● **Record excerpts**:
=======

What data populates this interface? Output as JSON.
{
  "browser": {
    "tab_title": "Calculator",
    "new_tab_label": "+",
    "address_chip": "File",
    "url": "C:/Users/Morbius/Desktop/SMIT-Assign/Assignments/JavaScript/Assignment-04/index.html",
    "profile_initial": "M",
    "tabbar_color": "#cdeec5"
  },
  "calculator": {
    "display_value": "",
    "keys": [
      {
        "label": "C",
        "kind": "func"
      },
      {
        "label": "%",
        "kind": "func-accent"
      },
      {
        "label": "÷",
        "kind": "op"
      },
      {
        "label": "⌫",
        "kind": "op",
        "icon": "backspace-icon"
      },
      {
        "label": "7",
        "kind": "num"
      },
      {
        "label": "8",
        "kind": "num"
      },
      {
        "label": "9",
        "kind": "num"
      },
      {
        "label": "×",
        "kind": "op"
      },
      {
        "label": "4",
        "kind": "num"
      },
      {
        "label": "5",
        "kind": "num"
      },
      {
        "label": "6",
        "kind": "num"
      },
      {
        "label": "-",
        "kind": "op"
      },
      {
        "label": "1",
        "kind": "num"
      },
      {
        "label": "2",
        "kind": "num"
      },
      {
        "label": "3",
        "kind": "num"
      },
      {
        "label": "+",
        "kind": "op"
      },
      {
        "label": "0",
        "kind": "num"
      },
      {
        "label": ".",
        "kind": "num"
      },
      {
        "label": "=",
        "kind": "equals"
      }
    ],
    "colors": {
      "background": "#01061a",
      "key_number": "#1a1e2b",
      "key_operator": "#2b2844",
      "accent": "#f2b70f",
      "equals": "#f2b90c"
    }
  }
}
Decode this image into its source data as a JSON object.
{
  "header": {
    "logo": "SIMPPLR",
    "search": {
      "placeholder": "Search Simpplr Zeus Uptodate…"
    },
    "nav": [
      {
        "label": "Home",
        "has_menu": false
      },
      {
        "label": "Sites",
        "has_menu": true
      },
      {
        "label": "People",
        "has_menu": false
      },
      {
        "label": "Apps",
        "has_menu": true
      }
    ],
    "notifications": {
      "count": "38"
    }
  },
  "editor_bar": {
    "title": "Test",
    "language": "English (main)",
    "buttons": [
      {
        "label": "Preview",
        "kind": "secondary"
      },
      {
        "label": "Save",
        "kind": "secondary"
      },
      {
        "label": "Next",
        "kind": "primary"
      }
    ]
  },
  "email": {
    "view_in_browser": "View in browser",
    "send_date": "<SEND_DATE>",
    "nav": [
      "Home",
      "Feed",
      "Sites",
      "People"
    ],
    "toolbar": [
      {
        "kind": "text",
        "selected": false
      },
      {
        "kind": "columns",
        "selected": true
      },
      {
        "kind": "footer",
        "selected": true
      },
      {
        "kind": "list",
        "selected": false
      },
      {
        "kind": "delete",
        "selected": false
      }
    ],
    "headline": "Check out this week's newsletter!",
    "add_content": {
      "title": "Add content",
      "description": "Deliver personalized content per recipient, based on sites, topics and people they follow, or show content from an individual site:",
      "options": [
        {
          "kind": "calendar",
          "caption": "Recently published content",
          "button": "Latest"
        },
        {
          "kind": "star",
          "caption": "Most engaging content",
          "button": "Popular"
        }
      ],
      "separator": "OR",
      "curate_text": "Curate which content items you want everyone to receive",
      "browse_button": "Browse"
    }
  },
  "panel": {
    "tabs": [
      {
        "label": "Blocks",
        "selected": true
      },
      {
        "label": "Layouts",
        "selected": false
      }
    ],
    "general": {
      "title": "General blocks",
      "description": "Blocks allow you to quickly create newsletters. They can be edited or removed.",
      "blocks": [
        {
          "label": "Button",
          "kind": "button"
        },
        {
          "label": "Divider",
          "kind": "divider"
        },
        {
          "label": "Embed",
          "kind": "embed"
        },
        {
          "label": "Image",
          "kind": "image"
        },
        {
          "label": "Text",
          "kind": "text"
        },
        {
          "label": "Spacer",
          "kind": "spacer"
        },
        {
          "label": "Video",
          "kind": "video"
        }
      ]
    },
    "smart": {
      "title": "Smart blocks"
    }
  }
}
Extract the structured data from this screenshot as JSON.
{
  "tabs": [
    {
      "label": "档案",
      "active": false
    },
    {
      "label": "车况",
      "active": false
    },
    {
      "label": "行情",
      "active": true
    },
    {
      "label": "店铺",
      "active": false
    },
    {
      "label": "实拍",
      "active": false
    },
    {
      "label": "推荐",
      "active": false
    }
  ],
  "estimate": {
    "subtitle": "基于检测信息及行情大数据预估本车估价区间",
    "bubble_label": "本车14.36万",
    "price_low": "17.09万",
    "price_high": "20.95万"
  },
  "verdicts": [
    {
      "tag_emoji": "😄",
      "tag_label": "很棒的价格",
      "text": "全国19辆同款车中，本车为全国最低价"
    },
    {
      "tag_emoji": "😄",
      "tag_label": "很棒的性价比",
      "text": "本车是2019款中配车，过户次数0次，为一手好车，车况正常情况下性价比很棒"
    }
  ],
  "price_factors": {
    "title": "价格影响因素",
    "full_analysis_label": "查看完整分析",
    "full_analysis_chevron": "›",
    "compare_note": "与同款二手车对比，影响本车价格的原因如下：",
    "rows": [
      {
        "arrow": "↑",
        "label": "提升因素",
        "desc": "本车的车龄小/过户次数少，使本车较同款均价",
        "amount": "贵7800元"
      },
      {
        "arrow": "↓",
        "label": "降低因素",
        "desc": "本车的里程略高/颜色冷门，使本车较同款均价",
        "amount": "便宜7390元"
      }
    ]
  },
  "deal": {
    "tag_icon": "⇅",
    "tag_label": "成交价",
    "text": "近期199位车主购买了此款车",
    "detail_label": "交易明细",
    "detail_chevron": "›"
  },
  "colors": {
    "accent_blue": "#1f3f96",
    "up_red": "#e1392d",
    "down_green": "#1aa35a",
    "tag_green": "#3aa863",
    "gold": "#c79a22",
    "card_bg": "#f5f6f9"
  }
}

=======

● **Your goal**: Output the whole listing above again, word for word.

● **In response**:
What data populates this interface? Output as JSON.
{
  "browser": {
    "tab_title": "Calculator",
    "new_tab_label": "+",
    "address_chip": "File",
    "url": "C:/Users/Morbius/Desktop/SMIT-Assign/Assignments/JavaScript/Assignment-04/index.html",
    "profile_initial": "M",
    "tabbar_color": "#cdeec5"
  },
  "calculator": {
    "display_value": "",
    "keys": [
      {
        "label": "C",
        "kind": "func"
      },
      {
        "label": "%",
        "kind": "func-accent"
      },
      {
        "label": "÷",
        "kind": "op"
      },
      {
        "label": "⌫",
        "kind": "op",
        "icon": "backspace-icon"
      },
      {
        "label": "7",
        "kind": "num"
      },
      {
        "label": "8",
        "kind": "num"
      },
      {
        "label": "9",
        "kind": "num"
      },
      {
        "label": "×",
        "kind": "op"
      },
      {
        "label": "4",
        "kind": "num"
      },
      {
        "label": "5",
        "kind": "num"
      },
      {
        "label": "6",
        "kind": "num"
      },
      {
        "label": "-",
        "kind": "op"
      },
      {
        "label": "1",
        "kind": "num"
      },
      {
        "label": "2",
        "kind": "num"
      },
      {
        "label": "3",
        "kind": "num"
      },
      {
        "label": "+",
        "kind": "op"
      },
      {
        "label": "0",
        "kind": "num"
      },
      {
        "label": ".",
        "kind": "num"
      },
      {
        "label": "=",
        "kind": "equals"
      }
    ],
    "colors": {
      "background": "#01061a",
      "key_number": "#1a1e2b",
      "key_operator": "#2b2844",
      "accent": "#f2b70f",
      "equals": "#f2b90c"
    }
  }
}
Decode this image into its source data as a JSON object.
{
  "header": {
    "logo": "SIMPPLR",
    "search": {
      "placeholder": "Search Simpplr Zeus Uptodate…"
    },
    "nav": [
      {
        "label": "Home",
        "has_menu": false
      },
      {
        "label": "Sites",
        "has_menu": true
      },
      {
        "label": "People",
        "has_menu": false
      },
      {
        "label": "Apps",
        "has_menu": true
      }
    ],
    "notifications": {
      "count": "38"
    }
  },
  "editor_bar": {
    "title": "Test",
    "language": "English (main)",
    "buttons": [
      {
        "label": "Preview",
        "kind": "secondary"
      },
      {
        "label": "Save",
        "kind": "secondary"
      },
      {
        "label": "Next",
        "kind": "primary"
      }
    ]
  },
  "email": {
    "view_in_browser": "View in browser",
    "send_date": "<SEND_DATE>",
    "nav": [
      "Home",
      "Feed",
      "Sites",
      "People"
    ],
    "toolbar": [
      {
        "kind": "text",
        "selected": false
      },
      {
        "kind": "columns",
        "selected": true
      },
      {
        "kind": "footer",
        "selected": true
      },
      {
        "kind": "list",
        "selected": false
      },
      {
        "kind": "delete",
        "selected": false
      }
    ],
    "headline": "Check out this week's newsletter!",
    "add_content": {
      "title": "Add content",
      "description": "Deliver personalized content per recipient, based on sites, topics and people they follow, or show content from an individual site:",
      "options": [
        {
          "kind": "calendar",
          "caption": "Recently published content",
          "button": "Latest"
        },
        {
          "kind": "star",
          "caption": "Most engaging content",
          "button": "Popular"
        }
      ],
      "separator": "OR",
      "curate_text": "Curate which content items you want everyone to receive",
      "browse_button": "Browse"
    }
  },
  "panel": {
    "tabs": [
      {
        "label": "Blocks",
        "selected": true
      },
      {
        "label": "Layouts",
        "selected": false
      }
    ],
    "general": {
      "title": "General blocks",
      "description": "Blocks allow you to quickly create newsletters. They can be edited or removed.",
      "blocks": [
        {
          "label": "Button",
          "kind": "button"
        },
        {
          "label": "Divider",
          "kind": "divider"
        },
        {
          "label": "Embed",
          "kind": "embed"
        },
        {
          "label": "Image",
          "kind": "image"
        },
        {
          "label": "Text",
          "kind": "text"
        },
        {
          "label": "Spacer",
          "kind": "spacer"
        },
        {
          "label": "Video",
          "kind": "video"
        }
      ]
    },
    "smart": {
      "title": "Smart blocks"
    }
  }
}
Extract the structured data from this screenshot as JSON.
{
  "tabs": [
    {
      "label": "档案",
      "active": false
    },
    {
      "label": "车况",
      "active": false
    },
    {
      "label": "行情",
      "active": true
    },
    {
      "label": "店铺",
      "active": false
    },
    {
      "label": "实拍",
      "active": false
    },
    {
      "label": "推荐",
      "active": false
    }
  ],
  "estimate": {
    "subtitle": "基于检测信息及行情大数据预估本车估价区间",
    "bubble_label": "本车14.36万",
    "price_low": "17.09万",
    "price_high": "20.95万"
  },
  "verdicts": [
    {
      "tag_emoji": "😄",
      "tag_label": "很棒的价格",
      "text": "全国19辆同款车中，本车为全国最低价"
    },
    {
      "tag_emoji": "😄",
      "tag_label": "很棒的性价比",
      "text": "本车是2019款中配车，过户次数0次，为一手好车，车况正常情况下性价比很棒"
    }
  ],
  "price_factors": {
    "title": "价格影响因素",
    "full_analysis_label": "查看完整分析",
    "full_analysis_chevron": "›",
    "compare_note": "与同款二手车对比，影响本车价格的原因如下：",
    "rows": [
      {
        "arrow": "↑",
        "label": "提升因素",
        "desc": "本车的车龄小/过户次数少，使本车较同款均价",
        "amount": "贵7800元"
      },
      {
        "arrow": "↓",
        "label": "降低因素",
        "desc": "本车的里程略高/颜色冷门，使本车较同款均价",
        "amount": "便宜7390元"
      }
    ]
  },
  "deal": {
    "tag_icon": "⇅",
    "tag_label": "成交价",
    "text": "近期199位车主购买了此款车",
    "detail_label": "交易明细",
    "detail_chevron": "›"
  },
  "colors": {
    "accent_blue": "#1f3f96",
    "up_red": "#e1392d",
    "down_green": "#1aa35a",
    "tag_green": "#3aa863",
    "gold": "#c79a22",
    "card_bg": "#f5f6f9"
  }
}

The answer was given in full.